→ **WORK TO DO**:
Review the material and extract every line in which the word "chevron" occurs.

→ **Stored data**:
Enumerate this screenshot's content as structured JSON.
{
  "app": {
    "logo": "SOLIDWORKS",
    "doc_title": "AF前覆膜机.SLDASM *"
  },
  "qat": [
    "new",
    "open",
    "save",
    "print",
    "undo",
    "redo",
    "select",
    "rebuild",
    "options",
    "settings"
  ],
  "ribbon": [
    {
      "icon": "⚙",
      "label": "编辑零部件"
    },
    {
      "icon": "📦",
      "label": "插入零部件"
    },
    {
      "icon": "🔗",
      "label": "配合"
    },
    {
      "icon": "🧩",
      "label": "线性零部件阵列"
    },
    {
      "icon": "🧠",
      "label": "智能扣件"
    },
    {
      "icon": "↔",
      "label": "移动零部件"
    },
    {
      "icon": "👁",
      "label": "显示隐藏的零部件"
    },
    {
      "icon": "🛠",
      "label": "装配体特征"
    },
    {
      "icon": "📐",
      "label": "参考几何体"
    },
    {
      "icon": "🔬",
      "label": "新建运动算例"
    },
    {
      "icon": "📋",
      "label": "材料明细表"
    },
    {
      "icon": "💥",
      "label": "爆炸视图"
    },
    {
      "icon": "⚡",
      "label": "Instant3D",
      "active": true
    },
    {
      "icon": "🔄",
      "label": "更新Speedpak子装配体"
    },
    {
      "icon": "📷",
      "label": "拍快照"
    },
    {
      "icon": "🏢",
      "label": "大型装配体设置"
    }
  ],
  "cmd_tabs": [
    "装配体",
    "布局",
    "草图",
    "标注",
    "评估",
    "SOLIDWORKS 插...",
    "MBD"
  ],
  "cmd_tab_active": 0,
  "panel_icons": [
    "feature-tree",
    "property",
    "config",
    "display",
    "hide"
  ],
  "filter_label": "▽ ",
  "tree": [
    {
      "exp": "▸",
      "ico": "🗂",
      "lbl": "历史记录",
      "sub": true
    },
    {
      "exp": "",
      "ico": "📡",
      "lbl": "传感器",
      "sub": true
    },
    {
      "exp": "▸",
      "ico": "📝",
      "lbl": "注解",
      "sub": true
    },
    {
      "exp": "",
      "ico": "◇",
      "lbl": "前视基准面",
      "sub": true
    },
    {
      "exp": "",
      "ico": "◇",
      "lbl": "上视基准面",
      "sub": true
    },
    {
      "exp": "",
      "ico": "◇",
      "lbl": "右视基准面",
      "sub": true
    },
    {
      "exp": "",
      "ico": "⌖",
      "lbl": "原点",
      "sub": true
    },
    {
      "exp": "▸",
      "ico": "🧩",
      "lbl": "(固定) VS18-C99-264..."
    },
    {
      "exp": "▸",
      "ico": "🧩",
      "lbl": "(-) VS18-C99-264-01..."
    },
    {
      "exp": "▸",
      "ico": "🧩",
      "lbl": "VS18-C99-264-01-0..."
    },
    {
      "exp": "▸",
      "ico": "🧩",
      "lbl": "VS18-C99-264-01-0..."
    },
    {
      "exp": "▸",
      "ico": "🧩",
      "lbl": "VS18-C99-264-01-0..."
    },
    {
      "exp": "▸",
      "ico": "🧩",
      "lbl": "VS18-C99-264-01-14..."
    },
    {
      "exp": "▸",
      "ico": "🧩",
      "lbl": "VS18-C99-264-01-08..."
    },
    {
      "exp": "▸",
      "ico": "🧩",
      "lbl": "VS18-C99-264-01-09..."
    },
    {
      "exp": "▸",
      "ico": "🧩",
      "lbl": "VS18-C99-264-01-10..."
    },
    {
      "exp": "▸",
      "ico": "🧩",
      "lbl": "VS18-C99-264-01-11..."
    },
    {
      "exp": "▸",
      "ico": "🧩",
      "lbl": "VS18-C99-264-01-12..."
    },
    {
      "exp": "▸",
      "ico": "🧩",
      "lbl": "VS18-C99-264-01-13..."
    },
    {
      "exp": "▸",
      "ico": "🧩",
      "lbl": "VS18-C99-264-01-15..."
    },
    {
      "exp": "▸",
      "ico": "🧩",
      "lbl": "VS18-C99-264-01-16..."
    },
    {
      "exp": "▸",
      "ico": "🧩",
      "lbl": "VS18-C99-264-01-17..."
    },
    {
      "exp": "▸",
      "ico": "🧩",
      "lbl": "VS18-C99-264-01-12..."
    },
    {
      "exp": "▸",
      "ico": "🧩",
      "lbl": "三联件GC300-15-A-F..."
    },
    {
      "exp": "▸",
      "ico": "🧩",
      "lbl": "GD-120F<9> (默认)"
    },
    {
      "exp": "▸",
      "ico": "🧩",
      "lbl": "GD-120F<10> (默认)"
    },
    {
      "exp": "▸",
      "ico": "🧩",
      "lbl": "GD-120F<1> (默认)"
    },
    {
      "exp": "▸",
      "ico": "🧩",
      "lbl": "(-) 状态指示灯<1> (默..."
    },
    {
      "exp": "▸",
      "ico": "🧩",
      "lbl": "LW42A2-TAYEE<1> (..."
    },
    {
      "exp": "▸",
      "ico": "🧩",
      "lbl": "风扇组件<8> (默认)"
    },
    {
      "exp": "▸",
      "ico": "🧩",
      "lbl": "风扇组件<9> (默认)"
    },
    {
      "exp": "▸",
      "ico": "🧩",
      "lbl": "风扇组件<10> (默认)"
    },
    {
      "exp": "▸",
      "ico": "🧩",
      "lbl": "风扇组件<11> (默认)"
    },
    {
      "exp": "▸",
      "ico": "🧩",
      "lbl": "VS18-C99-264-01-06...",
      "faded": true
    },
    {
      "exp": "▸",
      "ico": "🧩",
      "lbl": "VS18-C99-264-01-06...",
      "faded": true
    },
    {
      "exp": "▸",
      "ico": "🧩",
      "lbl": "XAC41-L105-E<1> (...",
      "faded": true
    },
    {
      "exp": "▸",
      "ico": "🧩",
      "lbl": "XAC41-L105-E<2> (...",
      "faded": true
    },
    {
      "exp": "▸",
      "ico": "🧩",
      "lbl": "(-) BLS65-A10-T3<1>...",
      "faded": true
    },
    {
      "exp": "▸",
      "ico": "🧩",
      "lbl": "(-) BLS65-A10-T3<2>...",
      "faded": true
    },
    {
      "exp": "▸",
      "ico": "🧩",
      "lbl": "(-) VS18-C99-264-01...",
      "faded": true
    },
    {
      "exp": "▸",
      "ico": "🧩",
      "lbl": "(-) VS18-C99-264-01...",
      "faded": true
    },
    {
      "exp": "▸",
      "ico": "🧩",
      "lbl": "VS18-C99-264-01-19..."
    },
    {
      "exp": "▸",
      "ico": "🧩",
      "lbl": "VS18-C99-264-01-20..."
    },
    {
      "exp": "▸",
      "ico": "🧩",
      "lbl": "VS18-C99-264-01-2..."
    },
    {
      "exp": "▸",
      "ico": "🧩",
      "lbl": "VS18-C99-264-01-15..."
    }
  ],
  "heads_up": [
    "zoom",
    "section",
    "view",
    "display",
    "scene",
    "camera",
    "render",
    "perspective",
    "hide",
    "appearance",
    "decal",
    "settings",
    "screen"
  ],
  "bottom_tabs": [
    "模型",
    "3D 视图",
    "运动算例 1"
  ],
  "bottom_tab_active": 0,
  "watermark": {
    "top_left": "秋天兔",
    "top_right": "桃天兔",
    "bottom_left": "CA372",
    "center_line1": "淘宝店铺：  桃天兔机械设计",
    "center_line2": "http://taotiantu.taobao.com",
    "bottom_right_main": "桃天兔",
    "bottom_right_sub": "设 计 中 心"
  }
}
--
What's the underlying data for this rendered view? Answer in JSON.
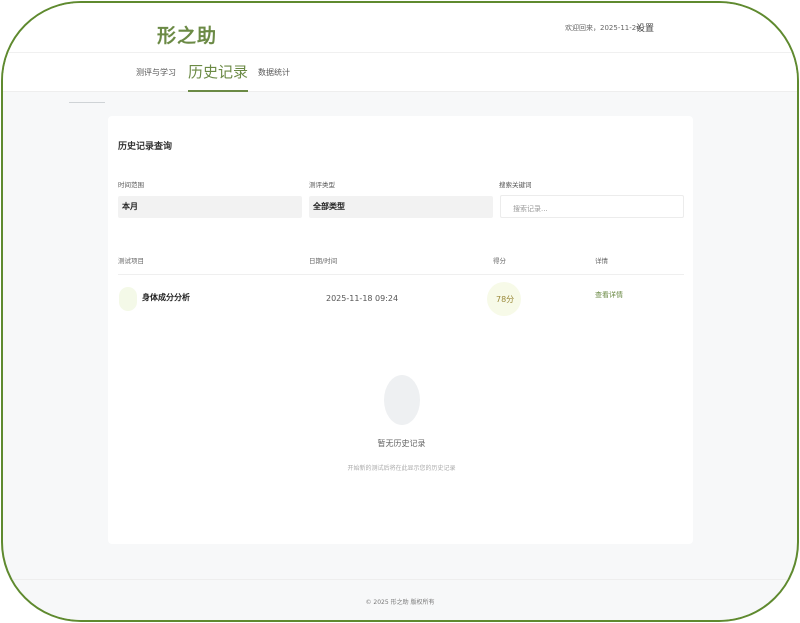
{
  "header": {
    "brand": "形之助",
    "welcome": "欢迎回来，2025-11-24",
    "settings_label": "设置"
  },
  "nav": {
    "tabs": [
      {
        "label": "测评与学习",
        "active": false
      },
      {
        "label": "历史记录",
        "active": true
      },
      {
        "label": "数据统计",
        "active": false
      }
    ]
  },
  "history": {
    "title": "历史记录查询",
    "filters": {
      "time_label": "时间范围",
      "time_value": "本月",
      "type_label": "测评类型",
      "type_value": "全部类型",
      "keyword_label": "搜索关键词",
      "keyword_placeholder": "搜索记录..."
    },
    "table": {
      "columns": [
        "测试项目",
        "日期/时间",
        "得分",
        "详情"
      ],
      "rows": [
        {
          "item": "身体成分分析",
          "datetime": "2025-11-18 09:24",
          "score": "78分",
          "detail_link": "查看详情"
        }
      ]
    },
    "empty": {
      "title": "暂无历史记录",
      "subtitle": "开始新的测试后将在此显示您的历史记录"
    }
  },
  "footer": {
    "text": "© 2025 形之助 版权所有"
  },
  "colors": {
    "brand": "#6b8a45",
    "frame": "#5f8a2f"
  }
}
==
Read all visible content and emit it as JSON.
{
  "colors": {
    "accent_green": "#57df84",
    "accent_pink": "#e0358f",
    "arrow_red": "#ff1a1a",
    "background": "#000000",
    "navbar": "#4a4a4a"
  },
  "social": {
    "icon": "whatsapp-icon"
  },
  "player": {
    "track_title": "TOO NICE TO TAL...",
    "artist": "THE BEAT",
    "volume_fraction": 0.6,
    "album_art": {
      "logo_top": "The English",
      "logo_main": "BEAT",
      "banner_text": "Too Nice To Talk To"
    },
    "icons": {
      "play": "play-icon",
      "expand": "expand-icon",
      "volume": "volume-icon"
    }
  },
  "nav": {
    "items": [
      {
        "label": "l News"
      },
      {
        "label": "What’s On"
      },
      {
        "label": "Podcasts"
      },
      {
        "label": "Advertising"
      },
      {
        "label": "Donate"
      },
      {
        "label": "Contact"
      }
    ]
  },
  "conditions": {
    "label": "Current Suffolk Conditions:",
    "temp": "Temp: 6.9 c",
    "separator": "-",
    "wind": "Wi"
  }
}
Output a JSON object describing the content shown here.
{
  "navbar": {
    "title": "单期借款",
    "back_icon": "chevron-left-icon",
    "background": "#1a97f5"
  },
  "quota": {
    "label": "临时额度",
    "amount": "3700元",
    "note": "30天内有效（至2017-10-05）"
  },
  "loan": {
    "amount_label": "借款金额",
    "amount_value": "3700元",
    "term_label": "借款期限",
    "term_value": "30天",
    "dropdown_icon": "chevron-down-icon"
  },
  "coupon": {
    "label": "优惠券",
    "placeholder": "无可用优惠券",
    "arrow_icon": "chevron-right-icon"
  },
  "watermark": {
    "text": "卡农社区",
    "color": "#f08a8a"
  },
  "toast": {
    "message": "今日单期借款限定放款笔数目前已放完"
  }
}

→ **RESPONSE**:
    "back_icon": "chevron-left-icon",
    "dropdown_icon": "chevron-down-icon"
    "arrow_icon": "chevron-right-icon"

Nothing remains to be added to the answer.